■ **Your objective**: Could you transcribe every record below exactly as written, leaving out any pictures?

■ **Working data**:
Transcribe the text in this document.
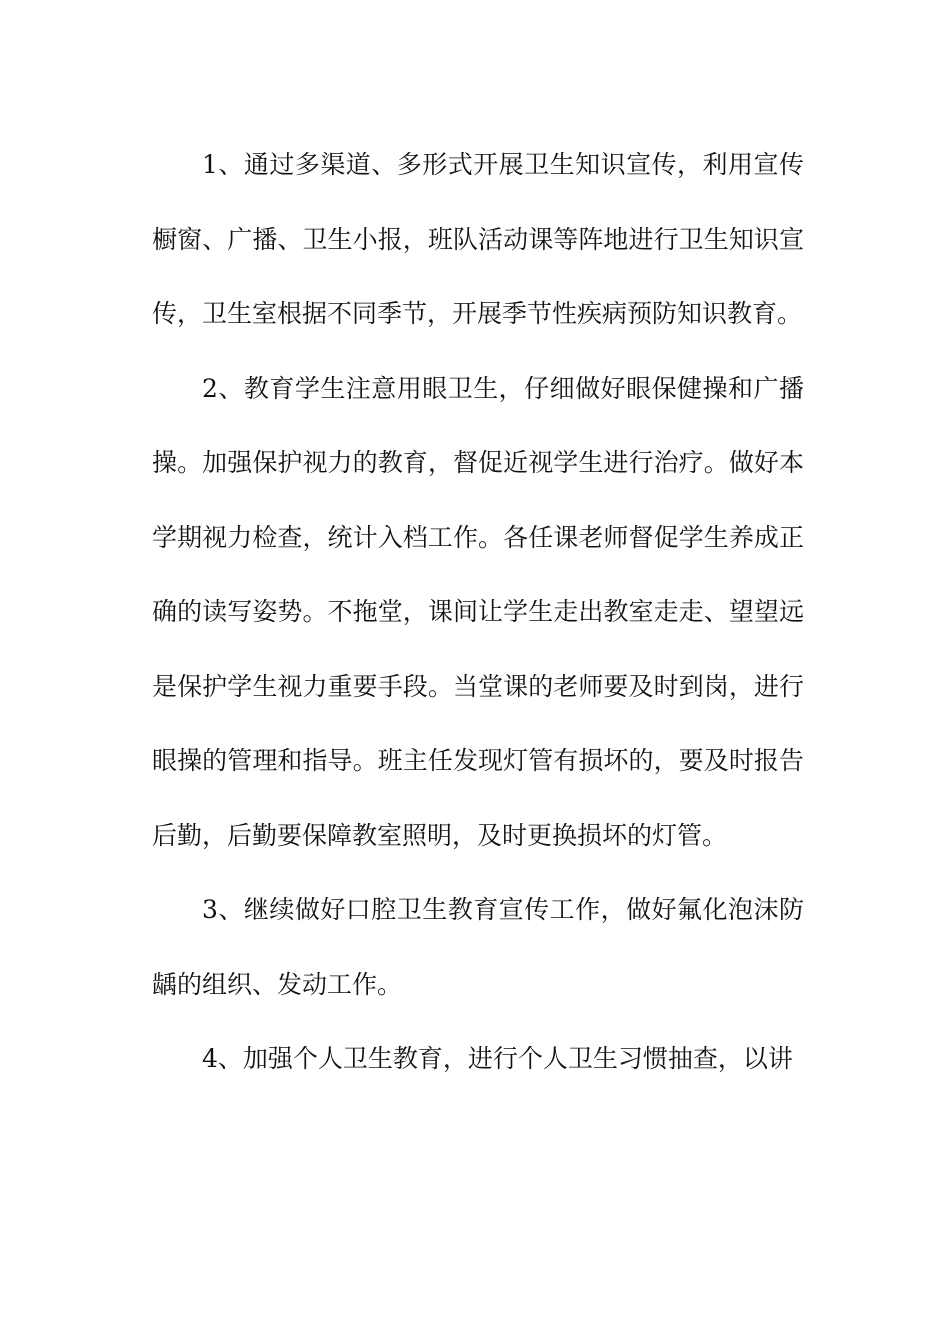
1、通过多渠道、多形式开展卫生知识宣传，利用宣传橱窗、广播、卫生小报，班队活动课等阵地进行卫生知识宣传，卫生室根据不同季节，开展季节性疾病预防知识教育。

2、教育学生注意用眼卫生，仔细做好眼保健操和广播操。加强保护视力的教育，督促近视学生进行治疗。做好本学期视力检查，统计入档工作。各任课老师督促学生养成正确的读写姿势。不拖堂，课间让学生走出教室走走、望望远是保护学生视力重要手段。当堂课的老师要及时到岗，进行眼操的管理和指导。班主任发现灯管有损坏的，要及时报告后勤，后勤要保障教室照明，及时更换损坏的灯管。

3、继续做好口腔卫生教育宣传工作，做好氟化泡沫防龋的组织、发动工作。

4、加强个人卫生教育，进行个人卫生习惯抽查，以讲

■ **Answer to the problem**:
Transcribe the text in this document.
1、通过多渠道、多形式开展卫生知识宣传，利用宣传橱窗、广播、卫生小报，班队活动课等阵地进行卫生知识宣传，卫生室根据不同季节，开展季节性疾病预防知识教育。

2、教育学生注意用眼卫生，仔细做好眼保健操和广播操。加强保护视力的教育，督促近视学生进行治疗。做好本学期视力检查，统计入档工作。各任课老师督促学生养成正确的读写姿势。不拖堂，课间让学生走出教室走走、望望远是保护学生视力重要手段。当堂课的老师要及时到岗，进行眼操的管理和指导。班主任发现灯管有损坏的，要及时报告后勤，后勤要保障教室照明，及时更换损坏的灯管。

3、继续做好口腔卫生教育宣传工作，做好氟化泡沫防龋的组织、发动工作。

4、加强个人卫生教育，进行个人卫生习惯抽查，以讲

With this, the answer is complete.